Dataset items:
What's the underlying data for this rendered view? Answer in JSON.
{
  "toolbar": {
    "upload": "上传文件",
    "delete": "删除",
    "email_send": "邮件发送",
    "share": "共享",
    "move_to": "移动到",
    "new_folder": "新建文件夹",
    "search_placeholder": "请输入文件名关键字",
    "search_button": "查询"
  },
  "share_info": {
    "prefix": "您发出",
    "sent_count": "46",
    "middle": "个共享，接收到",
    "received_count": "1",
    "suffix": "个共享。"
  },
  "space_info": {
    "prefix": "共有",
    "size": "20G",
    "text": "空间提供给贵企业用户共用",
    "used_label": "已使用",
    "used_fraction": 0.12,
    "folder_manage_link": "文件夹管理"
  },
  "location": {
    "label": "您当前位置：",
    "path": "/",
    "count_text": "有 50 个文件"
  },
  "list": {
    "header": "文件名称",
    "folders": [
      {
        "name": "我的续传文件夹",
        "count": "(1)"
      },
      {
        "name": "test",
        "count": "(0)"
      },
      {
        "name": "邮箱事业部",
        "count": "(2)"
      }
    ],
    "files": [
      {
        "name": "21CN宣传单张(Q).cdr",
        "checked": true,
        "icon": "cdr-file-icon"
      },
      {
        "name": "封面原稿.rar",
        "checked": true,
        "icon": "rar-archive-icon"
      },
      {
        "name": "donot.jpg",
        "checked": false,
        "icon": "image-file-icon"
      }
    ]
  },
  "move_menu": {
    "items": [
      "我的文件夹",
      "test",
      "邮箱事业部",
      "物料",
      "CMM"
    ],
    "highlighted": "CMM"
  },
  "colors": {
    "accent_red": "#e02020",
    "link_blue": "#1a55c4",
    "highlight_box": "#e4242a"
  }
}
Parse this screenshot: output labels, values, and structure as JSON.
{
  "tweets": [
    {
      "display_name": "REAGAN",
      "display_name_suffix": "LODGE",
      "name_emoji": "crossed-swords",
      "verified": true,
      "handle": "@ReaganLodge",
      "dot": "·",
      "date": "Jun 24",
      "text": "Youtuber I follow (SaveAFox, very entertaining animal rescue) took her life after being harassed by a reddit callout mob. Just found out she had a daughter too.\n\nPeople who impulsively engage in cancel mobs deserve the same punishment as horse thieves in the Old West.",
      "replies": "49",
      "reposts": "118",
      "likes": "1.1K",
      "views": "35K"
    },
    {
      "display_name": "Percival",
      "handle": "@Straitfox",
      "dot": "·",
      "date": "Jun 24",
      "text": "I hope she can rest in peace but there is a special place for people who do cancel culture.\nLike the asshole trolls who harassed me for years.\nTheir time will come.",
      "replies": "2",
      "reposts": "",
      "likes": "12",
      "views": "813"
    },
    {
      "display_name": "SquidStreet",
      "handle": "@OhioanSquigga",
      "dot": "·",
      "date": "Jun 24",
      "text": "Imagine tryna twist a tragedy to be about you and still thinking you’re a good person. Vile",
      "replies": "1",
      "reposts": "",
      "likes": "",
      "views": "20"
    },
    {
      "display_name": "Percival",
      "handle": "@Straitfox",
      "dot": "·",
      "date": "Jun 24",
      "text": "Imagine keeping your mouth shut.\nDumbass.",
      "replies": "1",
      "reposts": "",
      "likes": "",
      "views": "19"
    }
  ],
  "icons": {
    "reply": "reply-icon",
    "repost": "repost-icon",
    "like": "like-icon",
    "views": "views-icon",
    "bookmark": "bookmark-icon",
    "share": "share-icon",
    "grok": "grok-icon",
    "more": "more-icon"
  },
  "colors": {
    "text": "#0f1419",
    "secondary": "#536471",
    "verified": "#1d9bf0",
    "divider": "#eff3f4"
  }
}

▶ _TASK PROMPT_:
Repeat the records above exactly, leaving none out.

▶ _IN RESPONSE_:
What's the underlying data for this rendered view? Answer in JSON.
{
  "toolbar": {
    "upload": "上传文件",
    "delete": "删除",
    "email_send": "邮件发送",
    "share": "共享",
    "move_to": "移动到",
    "new_folder": "新建文件夹",
    "search_placeholder": "请输入文件名关键字",
    "search_button": "查询"
  },
  "share_info": {
    "prefix": "您发出",
    "sent_count": "46",
    "middle": "个共享，接收到",
    "received_count": "1",
    "suffix": "个共享。"
  },
  "space_info": {
    "prefix": "共有",
    "size": "20G",
    "text": "空间提供给贵企业用户共用",
    "used_label": "已使用",
    "used_fraction": 0.12,
    "folder_manage_link": "文件夹管理"
  },
  "location": {
    "label": "您当前位置：",
    "path": "/",
    "count_text": "有 50 个文件"
  },
  "list": {
    "header": "文件名称",
    "folders": [
      {
        "name": "我的续传文件夹",
        "count": "(1)"
      },
      {
        "name": "test",
        "count": "(0)"
      },
      {
        "name": "邮箱事业部",
        "count": "(2)"
      }
    ],
    "files": [
      {
        "name": "21CN宣传单张(Q).cdr",
        "checked": true,
        "icon": "cdr-file-icon"
      },
      {
        "name": "封面原稿.rar",
        "checked": true,
        "icon": "rar-archive-icon"
      },
      {
        "name": "donot.jpg",
        "checked": false,
        "icon": "image-file-icon"
      }
    ]
  },
  "move_menu": {
    "items": [
      "我的文件夹",
      "test",
      "邮箱事业部",
      "物料",
      "CMM"
    ],
    "highlighted": "CMM"
  },
  "colors": {
    "accent_red": "#e02020",
    "link_blue": "#1a55c4",
    "highlight_box": "#e4242a"
  }
}
Parse this screenshot: output labels, values, and structure as JSON.
{
  "tweets": [
    {
      "display_name": "REAGAN",
      "display_name_suffix": "LODGE",
      "name_emoji": "crossed-swords",
      "verified": true,
      "handle": "@ReaganLodge",
      "dot": "·",
      "date": "Jun 24",
      "text": "Youtuber I follow (SaveAFox, very entertaining animal rescue) took her life after being harassed by a reddit callout mob. Just found out she had a daughter too.\n\nPeople who impulsively engage in cancel mobs deserve the same punishment as horse thieves in the Old West.",
      "replies": "49",
      "reposts": "118",
      "likes": "1.1K",
      "views": "35K"
    },
    {
      "display_name": "Percival",
      "handle": "@Straitfox",
      "dot": "·",
      "date": "Jun 24",
      "text": "I hope she can rest in peace but there is a special place for people who do cancel culture.\nLike the asshole trolls who harassed me for years.\nTheir time will come.",
      "replies": "2",
      "reposts": "",
      "likes": "12",
      "views": "813"
    },
    {
      "display_name": "SquidStreet",
      "handle": "@OhioanSquigga",
      "dot": "·",
      "date": "Jun 24",
      "text": "Imagine tryna twist a tragedy to be about you and still thinking you’re a good person. Vile",
      "replies": "1",
      "reposts": "",
      "likes": "",
      "views": "20"
    },
    {
      "display_name": "Percival",
      "handle": "@Straitfox",
      "dot": "·",
      "date": "Jun 24",
      "text": "Imagine keeping your mouth shut.\nDumbass.",
      "replies": "1",
      "reposts": "",
      "likes": "",
      "views": "19"
    }
  ],
  "icons": {
    "reply": "reply-icon",
    "repost": "repost-icon",
    "like": "like-icon",
    "views": "views-icon",
    "bookmark": "bookmark-icon",
    "share": "share-icon",
    "grok": "grok-icon",
    "more": "more-icon"
  },
  "colors": {
    "text": "#0f1419",
    "secondary": "#536471",
    "verified": "#1d9bf0",
    "divider": "#eff3f4"
  }
}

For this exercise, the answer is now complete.